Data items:
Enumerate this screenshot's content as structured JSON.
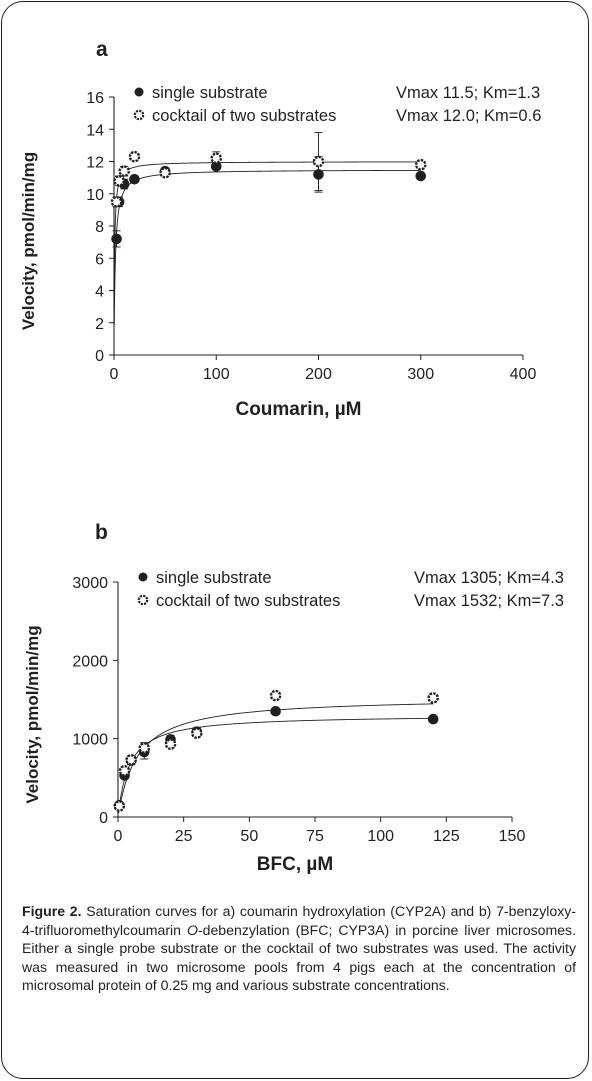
{
  "chart_data": [
    {
      "panel_label": "a",
      "type": "scatter",
      "xlabel": "Coumarin, µM",
      "ylabel": "Velocity, pmol/min/mg",
      "xlim": [
        0,
        400
      ],
      "ylim": [
        0,
        16
      ],
      "xticks": [
        0,
        100,
        200,
        300,
        400
      ],
      "yticks": [
        0,
        2,
        4,
        6,
        8,
        10,
        12,
        14,
        16
      ],
      "legend_position": "top",
      "series": [
        {
          "name": "single substrate",
          "annotation": "Vmax 11.5; Km=1.3",
          "marker": "filled",
          "fit": {
            "vmax": 11.5,
            "km": 1.3
          },
          "x": [
            2.5,
            5,
            10,
            20,
            50,
            100,
            200,
            300
          ],
          "y": [
            7.2,
            9.5,
            10.6,
            10.9,
            11.4,
            11.7,
            11.2,
            11.1
          ],
          "err": [
            0.5,
            0.3,
            0.3,
            0.2,
            0.2,
            0.2,
            1.1,
            0.1
          ]
        },
        {
          "name": "cocktail of two substrates",
          "annotation": "Vmax 12.0; Km=0.6",
          "marker": "open",
          "fit": {
            "vmax": 12.0,
            "km": 0.6
          },
          "x": [
            2.5,
            5,
            10,
            20,
            50,
            100,
            200,
            300
          ],
          "y": [
            9.5,
            10.8,
            11.4,
            12.3,
            11.3,
            12.2,
            12.0,
            11.8
          ],
          "err": [
            0.3,
            0.3,
            0.3,
            0.2,
            0.2,
            0.4,
            1.8,
            0.2
          ]
        }
      ]
    },
    {
      "panel_label": "b",
      "type": "scatter",
      "xlabel": "BFC, µM",
      "ylabel": "Velocity, pmol/min/mg",
      "xlim": [
        0,
        150
      ],
      "ylim": [
        0,
        3000
      ],
      "xticks": [
        0,
        25,
        50,
        75,
        100,
        125,
        150
      ],
      "yticks": [
        0,
        1000,
        2000,
        3000
      ],
      "legend_position": "top",
      "series": [
        {
          "name": "single substrate",
          "annotation": "Vmax 1305; Km=4.3",
          "marker": "filled",
          "fit": {
            "vmax": 1305,
            "km": 4.3
          },
          "x": [
            0.5,
            2.5,
            5,
            10,
            20,
            30,
            60,
            120
          ],
          "y": [
            150,
            530,
            720,
            830,
            990,
            1090,
            1350,
            1250
          ],
          "err": [
            30,
            40,
            50,
            90,
            50,
            50,
            40,
            30
          ]
        },
        {
          "name": "cocktail of two substrates",
          "annotation": "Vmax 1532; Km=7.3",
          "marker": "open",
          "fit": {
            "vmax": 1532,
            "km": 7.3
          },
          "x": [
            0.5,
            2.5,
            5,
            10,
            20,
            30,
            60,
            120
          ],
          "y": [
            140,
            590,
            730,
            880,
            930,
            1070,
            1550,
            1520
          ],
          "err": [
            30,
            40,
            50,
            70,
            40,
            40,
            40,
            40
          ]
        }
      ]
    }
  ],
  "caption": {
    "label": "Figure 2.",
    "part1": " Saturation curves for a) coumarin hydroxylation (CYP2A) and b) 7-benzyloxy-4-trifluoromethylcoumarin ",
    "italic": "O",
    "part2": "-debenzylation (BFC; CYP3A) in porcine liver microsomes. Either a single probe substrate or the cocktail of two substrates was used. The activity was measured in two microsome pools from 4 pigs each at the concentration of microsomal protein of 0.25 mg and various substrate concentrations."
  }
}
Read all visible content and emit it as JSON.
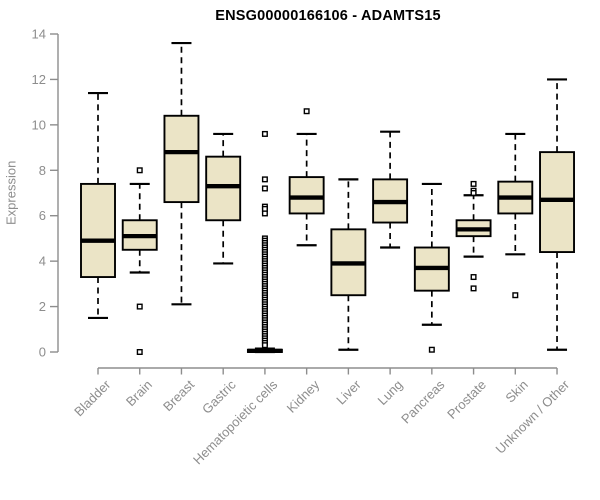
{
  "title": "ENSG00000166106 - ADAMTS15",
  "chart_data": {
    "type": "boxplot",
    "title": "ENSG00000166106 - ADAMTS15",
    "xlabel": "",
    "ylabel": "Expression",
    "ylim": [
      0,
      14
    ],
    "yticks": [
      0,
      2,
      4,
      6,
      8,
      10,
      12,
      14
    ],
    "grid": false,
    "legend": "none",
    "categories": [
      "Bladder",
      "Brain",
      "Breast",
      "Gastric",
      "Hematopoietic cells",
      "Kidney",
      "Liver",
      "Lung",
      "Pancreas",
      "Prostate",
      "Skin",
      "Unknown / Other"
    ],
    "series": [
      {
        "category": "Bladder",
        "whisker_low": 1.5,
        "q1": 3.3,
        "median": 4.9,
        "q3": 7.4,
        "whisker_high": 11.4,
        "outliers": []
      },
      {
        "category": "Brain",
        "whisker_low": 3.5,
        "q1": 4.5,
        "median": 5.1,
        "q3": 5.8,
        "whisker_high": 7.4,
        "outliers": [
          8.0,
          2.0,
          0.0
        ]
      },
      {
        "category": "Breast",
        "whisker_low": 2.1,
        "q1": 6.6,
        "median": 8.8,
        "q3": 10.4,
        "whisker_high": 13.6,
        "outliers": []
      },
      {
        "category": "Gastric",
        "whisker_low": 3.9,
        "q1": 5.8,
        "median": 7.3,
        "q3": 8.6,
        "whisker_high": 9.6,
        "outliers": []
      },
      {
        "category": "Hematopoietic cells",
        "whisker_low": 0.0,
        "q1": 0.0,
        "median": 0.05,
        "q3": 0.1,
        "whisker_high": 0.15,
        "outliers": [
          9.6,
          7.6,
          7.2,
          6.4,
          6.3,
          6.1,
          5.0,
          4.9,
          4.8,
          4.7,
          4.6,
          4.5,
          4.4,
          4.3,
          4.2,
          4.1,
          4.0,
          3.9,
          3.8,
          3.7,
          3.6,
          3.5,
          3.4,
          3.3,
          3.2,
          3.1,
          3.0,
          2.9,
          2.8,
          2.7,
          2.6,
          2.5,
          2.4,
          2.3,
          2.2,
          2.1,
          2.0,
          1.9,
          1.8,
          1.7,
          1.6,
          1.5,
          1.4,
          1.3,
          1.2,
          1.1,
          1.0,
          0.9,
          0.8,
          0.7,
          0.6,
          0.5,
          0.4,
          0.3
        ]
      },
      {
        "category": "Kidney",
        "whisker_low": 4.7,
        "q1": 6.1,
        "median": 6.8,
        "q3": 7.7,
        "whisker_high": 9.6,
        "outliers": [
          10.6
        ]
      },
      {
        "category": "Liver",
        "whisker_low": 0.1,
        "q1": 2.5,
        "median": 3.9,
        "q3": 5.4,
        "whisker_high": 7.6,
        "outliers": []
      },
      {
        "category": "Lung",
        "whisker_low": 4.6,
        "q1": 5.7,
        "median": 6.6,
        "q3": 7.6,
        "whisker_high": 9.7,
        "outliers": []
      },
      {
        "category": "Pancreas",
        "whisker_low": 1.2,
        "q1": 2.7,
        "median": 3.7,
        "q3": 4.6,
        "whisker_high": 7.4,
        "outliers": [
          0.1
        ]
      },
      {
        "category": "Prostate",
        "whisker_low": 4.2,
        "q1": 5.1,
        "median": 5.4,
        "q3": 5.8,
        "whisker_high": 6.9,
        "outliers": [
          7.4,
          7.1,
          7.0,
          3.3,
          2.8
        ]
      },
      {
        "category": "Skin",
        "whisker_low": 4.3,
        "q1": 6.1,
        "median": 6.8,
        "q3": 7.5,
        "whisker_high": 9.6,
        "outliers": [
          2.5
        ]
      },
      {
        "category": "Unknown / Other",
        "whisker_low": 0.1,
        "q1": 4.4,
        "median": 6.7,
        "q3": 8.8,
        "whisker_high": 12.0,
        "outliers": []
      }
    ],
    "colors": {
      "box_fill": "#ebe4c6",
      "box_border": "#000000",
      "median": "#000000",
      "whisker": "#000000",
      "outlier_stroke": "#000000",
      "axis": "#8d8d8d",
      "tick_label": "#8d8d8d",
      "title": "#000000",
      "background": "#ffffff"
    }
  }
}
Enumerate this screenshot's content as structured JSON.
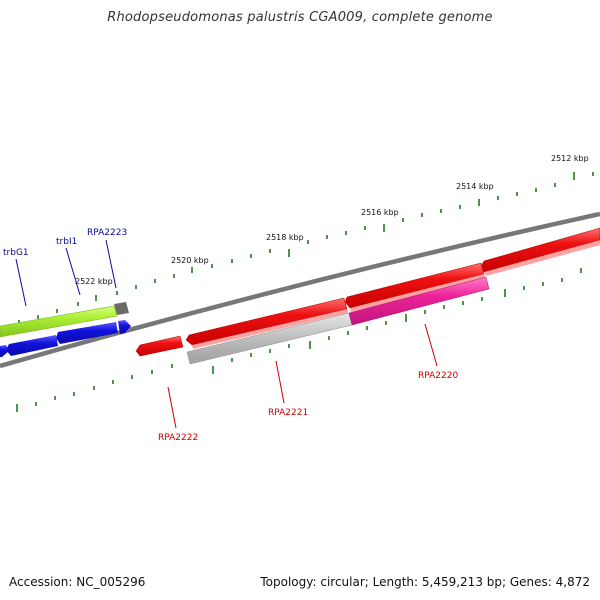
{
  "title": "Rhodopseudomonas palustris CGA009, complete genome",
  "footer": {
    "accession": "Accession: NC_005296",
    "summary": "Topology: circular; Length: 5,459,213 bp; Genes: 4,872"
  },
  "scale_labels": [
    "2512 kbp",
    "2514 kbp",
    "2516 kbp",
    "2518 kbp",
    "2520 kbp",
    "2522 kbp"
  ],
  "gene_labels": {
    "trbG1": "trbG1",
    "trbI1": "trbI1",
    "RPA2223": "RPA2223",
    "RPA2222": "RPA2222",
    "RPA2221": "RPA2221",
    "RPA2220": "RPA2220"
  },
  "colors": {
    "backbone": "#7a7a7a",
    "tick": "#1f7a1f",
    "forward_red": "#ee1111",
    "reverse_red": "#ee1111",
    "pink": "#ee2299",
    "gray_gene": "#bdbdbd",
    "lime": "#aaee33",
    "blue": "#1111dd",
    "label_blue": "#0a0aa0",
    "label_red": "#cc0000"
  }
}
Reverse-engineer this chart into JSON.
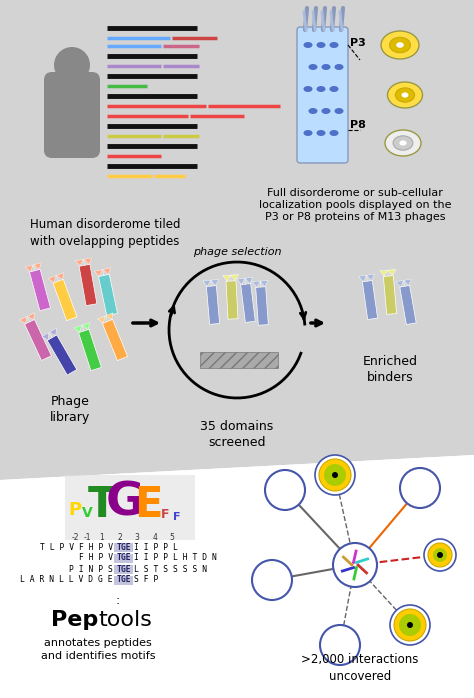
{
  "fig_width": 4.74,
  "fig_height": 6.98,
  "dpi": 100,
  "gray_bg": "#d0d0d0",
  "white_bg": "#ffffff",
  "texts": {
    "human_disorderome": "Human disorderome tiled\nwith ovelapping peptides",
    "phage_display_1": "Full disorderome or sub-cellular",
    "phage_display_2": "localization pools displayed on the",
    "phage_display_3": "P3 or P8 proteins of M13 phages",
    "phage_library": "Phage\nlibrary",
    "domains_screened": "35 domains\nscreened",
    "enriched_binders": "Enriched\nbinders",
    "phage_selection": "phage selection",
    "p3": "P3",
    "p8": "P8",
    "interactions": ">2,000 interactions\nuncovered",
    "annotates": "annotates peptides\nand identifies motifs",
    "ellipsis": "...",
    "peptide_before": [
      "T L P V F H P V",
      "F H P V",
      "P I N P S",
      "L A R N L L V D G E"
    ],
    "peptide_tge": [
      "TGE",
      "TGE",
      "TGE",
      "TGE"
    ],
    "peptide_after": [
      "I I P P L",
      "I I P P L H T D N",
      "L S T S S S S N",
      "S F P"
    ],
    "logo_numbers": [
      "-2",
      "-1",
      "1",
      "2",
      "3",
      "4",
      "5"
    ]
  },
  "colors": {
    "gray_person": "#888888",
    "phage_lib": [
      "#cc66cc",
      "#ffcc66",
      "#cc4444",
      "#4444cc",
      "#44cc44",
      "#66cccc",
      "#cc66cc",
      "#ffaa44",
      "#8888dd"
    ],
    "phage_enr": [
      "#8899cc",
      "#cccc88",
      "#8899cc"
    ],
    "phage_inner": [
      "#8899cc",
      "#cccc88",
      "#8899cc",
      "#8899cc"
    ],
    "stripe_colors_full": [
      [
        "#111111",
        "#66aaff",
        "#cc4444",
        "#111111",
        "#aa88cc",
        "#111111",
        "#44bb44",
        "#111111",
        "#ee4444",
        "#111111",
        "#ffcc44",
        "#111111"
      ],
      [
        "#66aaff",
        "#cc6688",
        "#111111",
        "#aa88cc",
        "#cccc44"
      ],
      [
        "#66aaff",
        "#cc6688",
        "#111111",
        "#aa88cc",
        "#cccc44"
      ],
      [
        "#111111",
        "#66aaff",
        "#cc4444",
        "#111111"
      ],
      [
        "#111111",
        "#aa88cc",
        "#aa88cc",
        "#111111"
      ],
      [
        "#111111",
        "#cccc44",
        "#cccc44",
        "#111111"
      ],
      [
        "#ee4444",
        "#ee4444",
        "#111111"
      ],
      [
        "#ffcc44",
        "#ffcc44",
        "#111111"
      ]
    ],
    "T_color": "#228B22",
    "G_color": "#8B008B",
    "E_color": "#FF8C00",
    "P_color": "#FFD700",
    "V_color": "#32CD32",
    "node_blue": "#4455aa",
    "node_yellow_outer": "#ffcc00",
    "node_yellow_inner": "#aacc00",
    "line_orange": "#ee6600",
    "line_red": "#cc2222",
    "line_gray_solid": "#555555",
    "line_gray_dashed": "#777777",
    "tge_bg": "#aaaacc",
    "tge_text": "#222266"
  }
}
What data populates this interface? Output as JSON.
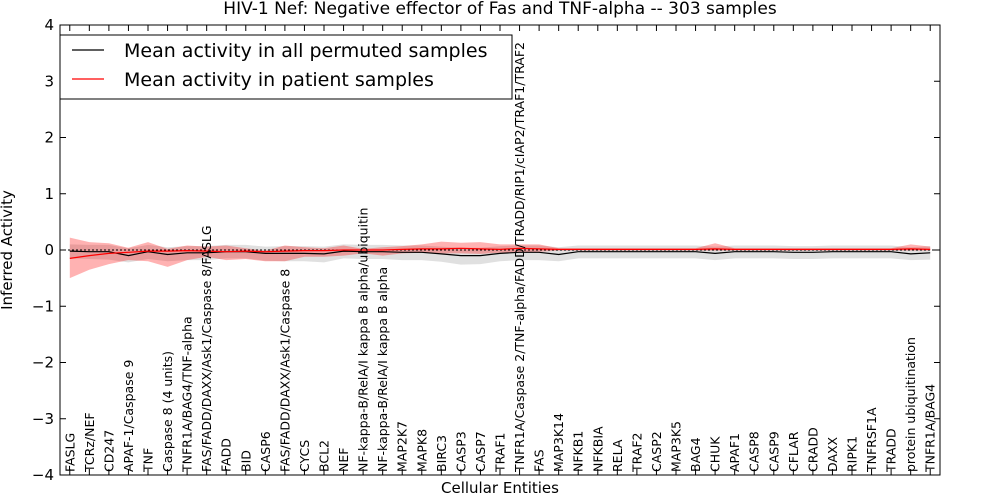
{
  "chart_data": {
    "type": "line",
    "title": "HIV-1 Nef: Negative effector of Fas and TNF-alpha -- 303 samples",
    "xlabel": "Cellular Entities",
    "ylabel": "Inferred Activity",
    "ylim": [
      -4,
      4
    ],
    "yticks": [
      -4,
      -3,
      -2,
      -1,
      0,
      1,
      2,
      3,
      4
    ],
    "ytick_labels": [
      "−4",
      "−3",
      "−2",
      "−1",
      "0",
      "1",
      "2",
      "3",
      "4"
    ],
    "categories": [
      "FASLG",
      "TCRz/NEF",
      "CD247",
      "APAF-1/Caspase 9",
      "TNF",
      "Caspase 8 (4 units)",
      "TNFR1A/BAG4/TNF-alpha",
      "FAS/FADD/DAXX/Ask1/Caspase 8/FASLG",
      "FADD",
      "BID",
      "CASP6",
      "FAS/FADD/DAXX/Ask1/Caspase 8",
      "CYCS",
      "BCL2",
      "NEF",
      "NF-kappa-B/RelA/I kappa B alpha/ubiquitin",
      "NF-kappa-B/RelA/I kappa B alpha",
      "MAP2K7",
      "MAPK8",
      "BIRC3",
      "CASP3",
      "CASP7",
      "TRAF1",
      "TNFR1A/Caspase 2/TNF-alpha/FADD/TRADD/RIP1/cIAP2/TRAF1/TRAF2",
      "FAS",
      "MAP3K14",
      "NFKB1",
      "NFKBIA",
      "RELA",
      "TRAF2",
      "CASP2",
      "MAP3K5",
      "BAG4",
      "CHUK",
      "APAF1",
      "CASP8",
      "CASP9",
      "CFLAR",
      "CRADD",
      "DAXX",
      "RIPK1",
      "TNFRSF1A",
      "TRADD",
      "protein ubiquitination",
      "TNFR1A/BAG4"
    ],
    "legend_position": "top-left",
    "series": [
      {
        "name": "Mean activity in all permuted samples",
        "color": "#000000",
        "values": [
          -0.02,
          -0.03,
          -0.03,
          -0.1,
          -0.03,
          -0.08,
          -0.05,
          -0.05,
          -0.03,
          -0.03,
          -0.06,
          -0.06,
          -0.06,
          -0.07,
          -0.02,
          -0.03,
          -0.03,
          -0.04,
          -0.04,
          -0.07,
          -0.1,
          -0.1,
          -0.06,
          -0.04,
          -0.04,
          -0.08,
          -0.03,
          -0.03,
          -0.03,
          -0.03,
          -0.03,
          -0.03,
          -0.03,
          -0.06,
          -0.03,
          -0.03,
          -0.03,
          -0.04,
          -0.04,
          -0.03,
          -0.03,
          -0.03,
          -0.03,
          -0.07,
          -0.05
        ],
        "band_low": [
          -0.15,
          -0.16,
          -0.17,
          -0.22,
          -0.16,
          -0.2,
          -0.18,
          -0.18,
          -0.15,
          -0.15,
          -0.19,
          -0.2,
          -0.2,
          -0.22,
          -0.15,
          -0.16,
          -0.16,
          -0.18,
          -0.18,
          -0.21,
          -0.26,
          -0.25,
          -0.2,
          -0.18,
          -0.18,
          -0.2,
          -0.15,
          -0.15,
          -0.15,
          -0.15,
          -0.15,
          -0.15,
          -0.15,
          -0.18,
          -0.15,
          -0.15,
          -0.15,
          -0.16,
          -0.16,
          -0.15,
          -0.15,
          -0.15,
          -0.15,
          -0.18,
          -0.17
        ],
        "band_high": [
          0.1,
          0.09,
          0.09,
          0.03,
          0.09,
          0.05,
          0.07,
          0.07,
          0.09,
          0.09,
          0.06,
          0.07,
          0.07,
          0.06,
          0.1,
          0.09,
          0.09,
          0.08,
          0.08,
          0.06,
          0.04,
          0.04,
          0.07,
          0.08,
          0.08,
          0.05,
          0.08,
          0.08,
          0.08,
          0.08,
          0.08,
          0.08,
          0.08,
          0.06,
          0.08,
          0.08,
          0.08,
          0.07,
          0.07,
          0.08,
          0.08,
          0.08,
          0.08,
          0.05,
          0.07
        ]
      },
      {
        "name": "Mean activity in patient samples",
        "color": "#ff0000",
        "values": [
          -0.15,
          -0.1,
          -0.06,
          -0.04,
          -0.02,
          -0.02,
          -0.01,
          -0.02,
          -0.03,
          -0.02,
          -0.03,
          -0.02,
          -0.01,
          -0.01,
          0,
          0,
          0,
          0.01,
          0.02,
          0.02,
          0.03,
          0.02,
          0.01,
          0.03,
          0.02,
          0.01,
          0.01,
          0.01,
          0.01,
          0.01,
          0.01,
          0.01,
          0.01,
          0.02,
          0.01,
          0.01,
          0.01,
          0.01,
          0.01,
          0.01,
          0.01,
          0.01,
          0.01,
          0.02,
          0.01
        ],
        "band_low": [
          -0.5,
          -0.35,
          -0.25,
          -0.18,
          -0.2,
          -0.3,
          -0.18,
          -0.12,
          -0.18,
          -0.16,
          -0.2,
          -0.2,
          -0.12,
          -0.12,
          -0.1,
          -0.06,
          -0.1,
          -0.06,
          -0.05,
          -0.06,
          -0.06,
          -0.07,
          -0.05,
          -0.04,
          -0.03,
          -0.01,
          -0.01,
          -0.01,
          -0.01,
          -0.01,
          -0.01,
          -0.01,
          -0.01,
          -0.01,
          -0.01,
          -0.01,
          -0.01,
          -0.01,
          -0.01,
          -0.01,
          -0.01,
          -0.01,
          -0.01,
          -0.01,
          -0.01
        ],
        "band_high": [
          0.22,
          0.14,
          0.12,
          0.04,
          0.14,
          0.02,
          0.08,
          0.06,
          0.08,
          0.03,
          -0.01,
          0.08,
          0.05,
          0.03,
          0.08,
          0.02,
          0.05,
          0.07,
          0.1,
          0.15,
          0.13,
          0.14,
          0.1,
          0.1,
          0.1,
          0.03,
          0.03,
          0.03,
          0.03,
          0.03,
          0.03,
          0.03,
          0.03,
          0.12,
          0.03,
          0.03,
          0.03,
          0.03,
          0.03,
          0.03,
          0.03,
          0.03,
          0.03,
          0.1,
          0.06
        ]
      }
    ],
    "zero_line": true
  }
}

## [Your objective]
Count the lines of the data that hold the string "TRADD". The answer should be that number alone.

## [Answer for this exercise]
2